Aufgabe im Einzelnen:
Ordne alle Zeilen der folgenden Datensätze als Markdown-Tabelle mit den Spalten „Nr“ und „Zeile“ an. Jede Zeile erhält eine fortlaufende Nummer, und leere Zeilen entfallen.

Ausgewählte Datensätze:
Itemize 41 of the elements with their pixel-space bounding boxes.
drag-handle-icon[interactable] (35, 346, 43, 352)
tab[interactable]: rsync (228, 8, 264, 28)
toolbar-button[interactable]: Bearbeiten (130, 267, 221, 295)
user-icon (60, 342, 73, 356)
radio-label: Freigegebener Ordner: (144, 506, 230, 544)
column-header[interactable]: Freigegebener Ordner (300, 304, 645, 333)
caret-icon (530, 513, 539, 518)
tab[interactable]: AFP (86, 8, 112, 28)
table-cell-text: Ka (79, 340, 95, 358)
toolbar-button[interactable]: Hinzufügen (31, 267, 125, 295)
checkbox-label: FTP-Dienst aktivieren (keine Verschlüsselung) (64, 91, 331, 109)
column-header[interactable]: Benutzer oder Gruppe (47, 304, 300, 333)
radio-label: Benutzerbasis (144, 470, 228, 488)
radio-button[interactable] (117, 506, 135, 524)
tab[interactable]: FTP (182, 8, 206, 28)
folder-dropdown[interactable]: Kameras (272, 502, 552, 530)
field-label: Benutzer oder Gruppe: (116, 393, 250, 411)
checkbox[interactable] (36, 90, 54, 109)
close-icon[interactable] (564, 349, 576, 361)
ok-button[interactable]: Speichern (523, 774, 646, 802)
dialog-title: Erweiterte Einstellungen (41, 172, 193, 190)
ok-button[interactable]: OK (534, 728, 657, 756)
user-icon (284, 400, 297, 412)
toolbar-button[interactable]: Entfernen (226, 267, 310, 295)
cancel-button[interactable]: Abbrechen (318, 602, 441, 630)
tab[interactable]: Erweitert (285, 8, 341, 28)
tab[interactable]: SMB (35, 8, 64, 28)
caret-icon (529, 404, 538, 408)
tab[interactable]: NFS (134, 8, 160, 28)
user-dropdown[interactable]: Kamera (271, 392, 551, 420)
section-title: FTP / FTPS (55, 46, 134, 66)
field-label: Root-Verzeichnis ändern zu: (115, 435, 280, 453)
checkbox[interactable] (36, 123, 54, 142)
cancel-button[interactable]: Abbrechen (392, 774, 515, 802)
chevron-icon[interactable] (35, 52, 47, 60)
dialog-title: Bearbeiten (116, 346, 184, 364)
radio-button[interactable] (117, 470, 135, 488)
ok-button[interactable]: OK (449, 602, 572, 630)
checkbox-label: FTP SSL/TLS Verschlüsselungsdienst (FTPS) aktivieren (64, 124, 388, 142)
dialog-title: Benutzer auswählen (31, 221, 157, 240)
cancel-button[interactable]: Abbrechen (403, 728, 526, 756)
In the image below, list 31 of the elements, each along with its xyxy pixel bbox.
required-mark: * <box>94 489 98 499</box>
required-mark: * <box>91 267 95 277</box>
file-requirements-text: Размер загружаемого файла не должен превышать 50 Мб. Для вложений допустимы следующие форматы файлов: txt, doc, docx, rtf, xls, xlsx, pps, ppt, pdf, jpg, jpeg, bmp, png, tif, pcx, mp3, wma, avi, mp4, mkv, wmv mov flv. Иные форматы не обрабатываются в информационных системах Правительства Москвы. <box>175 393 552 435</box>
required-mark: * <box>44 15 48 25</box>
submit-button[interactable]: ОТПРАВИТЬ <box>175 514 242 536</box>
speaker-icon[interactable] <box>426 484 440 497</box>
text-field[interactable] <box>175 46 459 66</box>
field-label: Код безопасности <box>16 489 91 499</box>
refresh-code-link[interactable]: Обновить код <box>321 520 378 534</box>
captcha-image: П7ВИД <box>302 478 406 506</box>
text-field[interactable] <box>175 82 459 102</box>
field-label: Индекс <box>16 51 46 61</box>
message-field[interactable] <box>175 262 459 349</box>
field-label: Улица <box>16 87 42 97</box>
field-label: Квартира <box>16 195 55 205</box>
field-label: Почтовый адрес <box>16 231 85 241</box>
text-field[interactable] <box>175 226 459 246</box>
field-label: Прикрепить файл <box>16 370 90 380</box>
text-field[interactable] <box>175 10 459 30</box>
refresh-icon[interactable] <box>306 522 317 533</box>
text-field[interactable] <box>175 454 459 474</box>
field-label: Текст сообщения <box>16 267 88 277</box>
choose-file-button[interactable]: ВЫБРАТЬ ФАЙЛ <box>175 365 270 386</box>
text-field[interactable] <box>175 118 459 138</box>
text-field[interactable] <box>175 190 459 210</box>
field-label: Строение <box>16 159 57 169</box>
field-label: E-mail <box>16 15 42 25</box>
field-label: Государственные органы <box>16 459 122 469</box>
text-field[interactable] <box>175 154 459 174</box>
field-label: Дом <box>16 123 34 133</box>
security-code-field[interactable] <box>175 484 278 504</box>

Erledigte Aufgabe:
| Nr | Zeile |
|---|---|
| 1 | Itemize 41 of the elements with their pixel-space bounding boxes. |
| 2 | drag-handle-icon[interactable] (35, 346, 43, 352) |
| 3 | tab[interactable]: rsync (228, 8, 264, 28) |
| 4 | toolbar-button[interactable]: Bearbeiten (130, 267, 221, 295) |
| 5 | user-icon (60, 342, 73, 356) |
| 6 | radio-label: Freigegebener Ordner: (144, 506, 230, 544) |
| 7 | column-header[interactable]: Freigegebener Ordner (300, 304, 645, 333) |
| 8 | caret-icon (530, 513, 539, 518) |
| 9 | tab[interactable]: AFP (86, 8, 112, 28) |
| 10 | table-cell-text: Ka (79, 340, 95, 358) |
| 11 | toolbar-button[interactable]: Hinzufügen (31, 267, 125, 295) |
| 12 | checkbox-label: FTP-Dienst aktivieren (keine Verschlüsselung) (64, 91, 331, 109) |
| 13 | column-header[interactable]: Benutzer oder Gruppe (47, 304, 300, 333) |
| 14 | radio-label: Benutzerbasis (144, 470, 228, 488) |
| 15 | radio-button[interactable] (117, 506, 135, 524) |
| 16 | tab[interactable]: FTP (182, 8, 206, 28) |
| 17 | folder-dropdown[interactable]: Kameras (272, 502, 552, 530) |
| 18 | field-label: Benutzer oder Gruppe: (116, 393, 250, 411) |
| 19 | checkbox[interactable] (36, 90, 54, 109) |
| 20 | close-icon[interactable] (564, 349, 576, 361) |
| 21 | ok-button[interactable]: Speichern (523, 774, 646, 802) |
| 22 | dialog-title: Erweiterte Einstellungen (41, 172, 193, 190) |
| 23 | ok-button[interactable]: OK (534, 728, 657, 756) |
| 24 | user-icon (284, 400, 297, 412) |
| 25 | toolbar-button[interactable]: Entfernen (226, 267, 310, 295) |
| 26 | cancel-button[interactable]: Abbrechen (318, 602, 441, 630) |
| 27 | tab[interactable]: Erweitert (285, 8, 341, 28) |
| 28 | tab[interactable]: SMB (35, 8, 64, 28) |
| 29 | caret-icon (529, 404, 538, 408) |
| 30 | tab[interactable]: NFS (134, 8, 160, 28) |
| 31 | user-dropdown[interactable]: Kamera (271, 392, 551, 420) |
| 32 | section-title: FTP / FTPS (55, 46, 134, 66) |
| 33 | field-label: Root-Verzeichnis ändern zu: (115, 435, 280, 453) |
| 34 | checkbox[interactable] (36, 123, 54, 142) |
| 35 | cancel-button[interactable]: Abbrechen (392, 774, 515, 802) |
| 36 | chevron-icon[interactable] (35, 52, 47, 60) |
| 37 | dialog-title: Bearbeiten (116, 346, 184, 364) |
| 38 | radio-button[interactable] (117, 470, 135, 488) |
| 39 | ok-button[interactable]: OK (449, 602, 572, 630) |
| 40 | checkbox-label: FTP SSL/TLS Verschlüsselungsdienst (FTPS) aktivieren (64, 124, 388, 142) |
| 41 | dialog-title: Benutzer auswählen (31, 221, 157, 240) |
| 42 | cancel-button[interactable]: Abbrechen (403, 728, 526, 756) |
| 43 | In the image below, list 31 of the elements, each along with its xyxy pixel bbox. |
| 44 | required-mark: * <box>94 489 98 499</box> |
| 45 | required-mark: * <box>91 267 95 277</box> |
| 46 | file-requirements-text: Размер загружаемого файла не должен превышать 50 Мб. Для вложений допустимы следующие форматы файлов: txt, doc, docx, rtf, xls, xlsx, pps, ppt, pdf, jpg, jpeg, bmp, png, tif, pcx, mp3, wma, avi, mp4, mkv, wmv mov flv. Иные форматы не обрабатываются в информационных системах Правительства Москвы. <box>175 393 552 435</box> |
| 47 | required-mark: * <box>44 15 48 25</box> |
| 48 | submit-button[interactable]: ОТПРАВИТЬ <box>175 514 242 536</box> |
| 49 | speaker-icon[interactable] <box>426 484 440 497</box> |
| 50 | text-field[interactable] <box>175 46 459 66</box> |
| 51 | field-label: Код безопасности <box>16 489 91 499</box> |
| 52 | refresh-code-link[interactable]: Обновить код <box>321 520 378 534</box> |
| 53 | captcha-image: П7ВИД <box>302 478 406 506</box> |
| 54 | text-field[interactable] <box>175 82 459 102</box> |
| 55 | field-label: Индекс <box>16 51 46 61</box> |
| 56 | message-field[interactable] <box>175 262 459 349</box> |
| 57 | field-label: Улица <box>16 87 42 97</box> |
| 58 | field-label: Квартира <box>16 195 55 205</box> |
| 59 | field-label: Почтовый адрес <box>16 231 85 241</box> |
| 60 | text-field[interactable] <box>175 226 459 246</box> |
| 61 | field-label: Прикрепить файл <box>16 370 90 380</box> |
| 62 | text-field[interactable] <box>175 10 459 30</box> |
| 63 | refresh-icon[interactable] <box>306 522 317 533</box> |
| 64 | text-field[interactable] <box>175 454 459 474</box> |
| 65 | field-label: Текст сообщения <box>16 267 88 277</box> |
| 66 | choose-file-button[interactable]: ВЫБРАТЬ ФАЙЛ <box>175 365 270 386</box> |
| 67 | text-field[interactable] <box>175 118 459 138</box> |
| 68 | text-field[interactable] <box>175 190 459 210</box> |
| 69 | field-label: Строение <box>16 159 57 169</box> |
| 70 | field-label: E-mail <box>16 15 42 25</box> |
| 71 | field-label: Государственные органы <box>16 459 122 469</box> |
| 72 | text-field[interactable] <box>175 154 459 174</box> |
| 73 | field-label: Дом <box>16 123 34 133</box> |
| 74 | security-code-field[interactable] <box>175 484 278 504</box> |